▶ _Directive_:
Each line that holds the word "سيرين" is to be identified and copied.

▶ _Exercise material_:
▬▬▬
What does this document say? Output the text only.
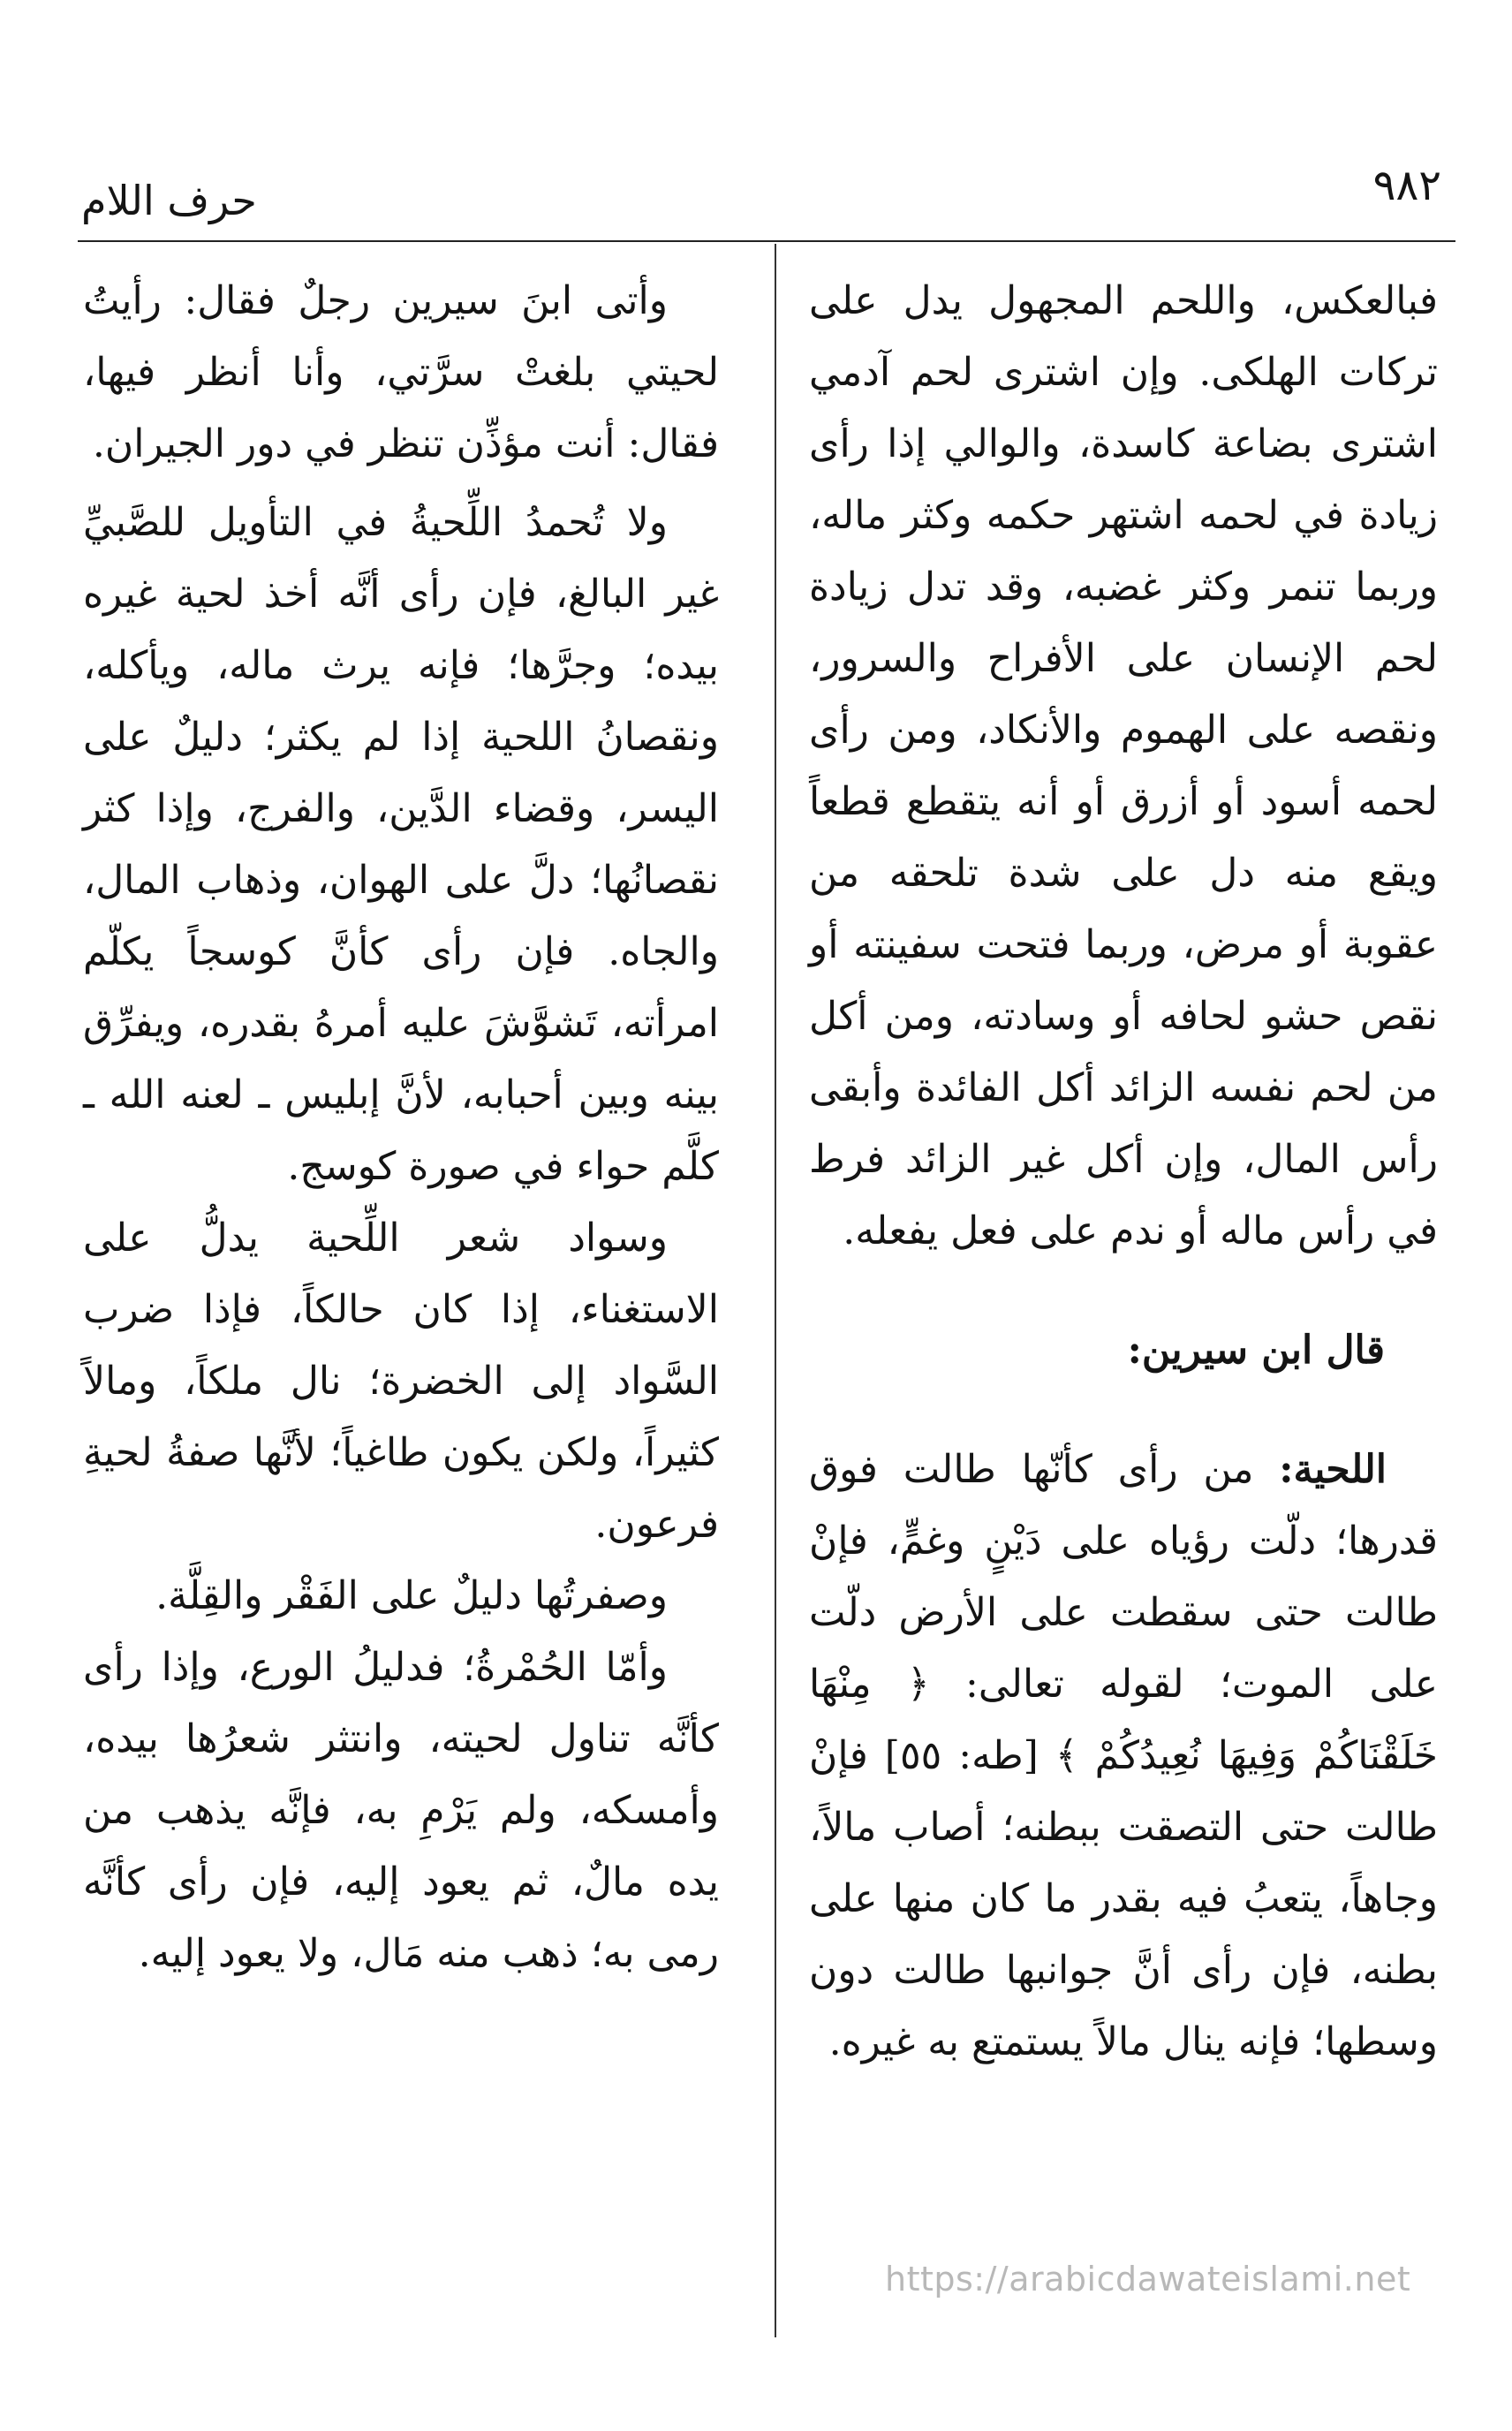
٩٨٢
حرف اللام

فبالعكس، واللحم المجهول يدل على تركات الهلكى. وإن اشترى لحم آدمي اشترى بضاعة كاسدة، والوالي إذا رأى زيادة في لحمه اشتهر حكمه وكثر ماله، وربما تنمر وكثر غضبه، وقد تدل زيادة لحم الإنسان على الأفراح والسرور، ونقصه على الهموم والأنكاد، ومن رأى لحمه أسود أو أزرق أو أنه يتقطع قطعاً ويقع منه دل على شدة تلحقه من عقوبة أو مرض، وربما فتحت سفينته أو نقص حشو لحافه أو وسادته، ومن أكل من لحم نفسه الزائد أكل الفائدة وأبقى رأس المال، وإن أكل غير الزائد فرط في رأس ماله أو ندم على فعل يفعله.

قال ابن سيرين:

اللحية: من رأى كأنّها طالت فوق قدرها؛ دلّت رؤياه على دَيْنٍ وغمٍّ، فإنْ طالت حتى سقطت على الأرض دلّت على الموت؛ لقوله تعالى: ﴿ مِنْهَا خَلَقْنَاكُمْ وَفِيهَا نُعِيدُكُمْ ﴾ [طه: ٥٥] فإنْ طالت حتى التصقت ببطنه؛ أصاب مالاً، وجاهاً، يتعبُ فيه بقدر ما كان منها على بطنه، فإن رأى أنَّ جوانبها طالت دون وسطها؛ فإنه ينال مالاً يستمتع به غيره.

وأتى ابنَ سيرين رجلٌ فقال: رأيتُ لحيتي بلغتْ سرَّتي، وأنا أنظر فيها، فقال: أنت مؤذِّن تنظر في دور الجيران.

ولا تُحمدُ اللِّحيةُ في التأويل للصَّبيِّ غير البالغ، فإن رأى أنَّه أخذ لحية غيره بيده؛ وجرَّها؛ فإنه يرث ماله، ويأكله، ونقصانُ اللحية إذا لم يكثر؛ دليلٌ على اليسر، وقضاء الدَّين، والفرج، وإذا كثر نقصانُها؛ دلَّ على الهوان، وذهاب المال، والجاه. فإن رأى كأنَّ كوسجاً يكلّم امرأته، تَشوَّشَ عليه أمرهُ بقدره، ويفرِّق بينه وبين أحبابه، لأنَّ إبليس ـ لعنه الله ـ كلَّم حواء في صورة كوسج.

وسواد شعر اللِّحية يدلُّ على الاستغناء، إذا كان حالكاً، فإذا ضرب السَّواد إلى الخضرة؛ نال ملكاً، ومالاً كثيراً، ولكن يكون طاغياً؛ لأنَّها صفةُ لحيةِ فرعون.

وصفرتُها دليلٌ على الفَقْر والقِلَّة.

وأمّا الحُمْرةُ؛ فدليلُ الورع، وإذا رأى كأنَّه تناول لحيته، وانتثر شعرُها بيده، وأمسكه، ولم يَرْمِ به، فإنَّه يذهب من يده مالٌ، ثم يعود إليه، فإن رأى كأنَّه رمى به؛ ذهب منه مَال، ولا يعود إليه.

https://arabicdawateislami.net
▬▬▬
▶ _Result for this exercise_:
قال ابن سيرين:
وأتى ابنَ سيرين رجلٌ فقال: رأيتُ لحيتي بلغتْ سرَّتي، وأنا أنظر فيها، فقال: أنت مؤذِّن تنظر في دور الجيران.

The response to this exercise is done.